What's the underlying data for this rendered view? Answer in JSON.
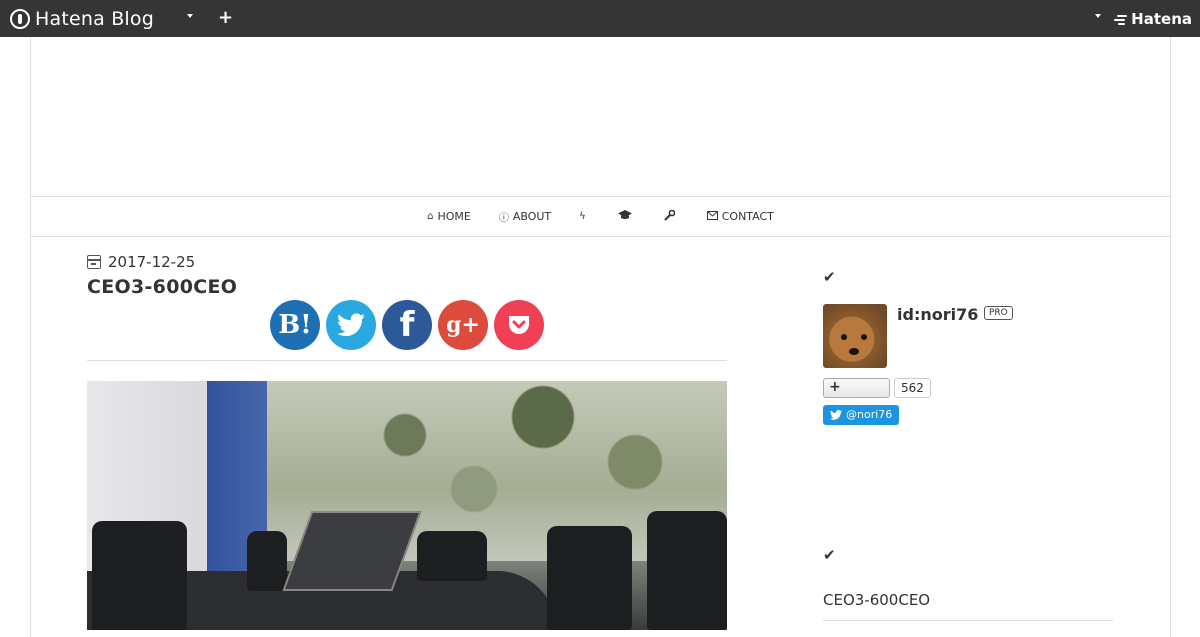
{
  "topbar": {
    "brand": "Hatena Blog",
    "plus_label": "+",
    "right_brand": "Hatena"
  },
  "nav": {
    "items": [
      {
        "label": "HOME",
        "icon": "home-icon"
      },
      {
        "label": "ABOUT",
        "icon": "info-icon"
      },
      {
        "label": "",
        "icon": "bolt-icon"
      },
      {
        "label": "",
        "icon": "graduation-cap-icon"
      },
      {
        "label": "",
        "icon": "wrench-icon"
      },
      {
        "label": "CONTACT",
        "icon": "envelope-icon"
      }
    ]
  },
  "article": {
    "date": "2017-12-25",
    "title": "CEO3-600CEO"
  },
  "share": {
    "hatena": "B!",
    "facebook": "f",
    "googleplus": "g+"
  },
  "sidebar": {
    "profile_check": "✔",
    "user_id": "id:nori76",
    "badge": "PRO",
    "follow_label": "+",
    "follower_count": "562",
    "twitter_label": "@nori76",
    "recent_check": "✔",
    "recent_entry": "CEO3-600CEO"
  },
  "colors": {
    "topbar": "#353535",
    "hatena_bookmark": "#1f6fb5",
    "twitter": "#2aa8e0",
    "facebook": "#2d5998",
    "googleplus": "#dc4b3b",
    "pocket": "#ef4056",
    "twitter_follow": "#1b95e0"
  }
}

* * * * * * *

**Instructions for the task:**
Exclude every picture and copy the remaining data exactly.

**Answer to this problem:**
What's the underlying data for this rendered view? Answer in JSON.
{
  "topbar": {
    "brand": "Hatena Blog",
    "plus_label": "+",
    "right_brand": "Hatena"
  },
  "nav": {
    "items": [
      {
        "label": "HOME",
        "icon": "home-icon"
      },
      {
        "label": "ABOUT",
        "icon": "info-icon"
      },
      {
        "label": "",
        "icon": "bolt-icon"
      },
      {
        "label": "",
        "icon": "graduation-cap-icon"
      },
      {
        "label": "",
        "icon": "wrench-icon"
      },
      {
        "label": "CONTACT",
        "icon": "envelope-icon"
      }
    ]
  },
  "article": {
    "date": "2017-12-25",
    "title": "CEO3-600CEO"
  },
  "share": {
    "hatena": "B!",
    "facebook": "f",
    "googleplus": "g+"
  },
  "sidebar": {
    "profile_check": "✔",
    "user_id": "id:nori76",
    "badge": "PRO",
    "follow_label": "+",
    "follower_count": "562",
    "twitter_label": "@nori76",
    "recent_check": "✔",
    "recent_entry": "CEO3-600CEO"
  },
  "colors": {
    "topbar": "#353535",
    "hatena_bookmark": "#1f6fb5",
    "twitter": "#2aa8e0",
    "facebook": "#2d5998",
    "googleplus": "#dc4b3b",
    "pocket": "#ef4056",
    "twitter_follow": "#1b95e0"
  }
}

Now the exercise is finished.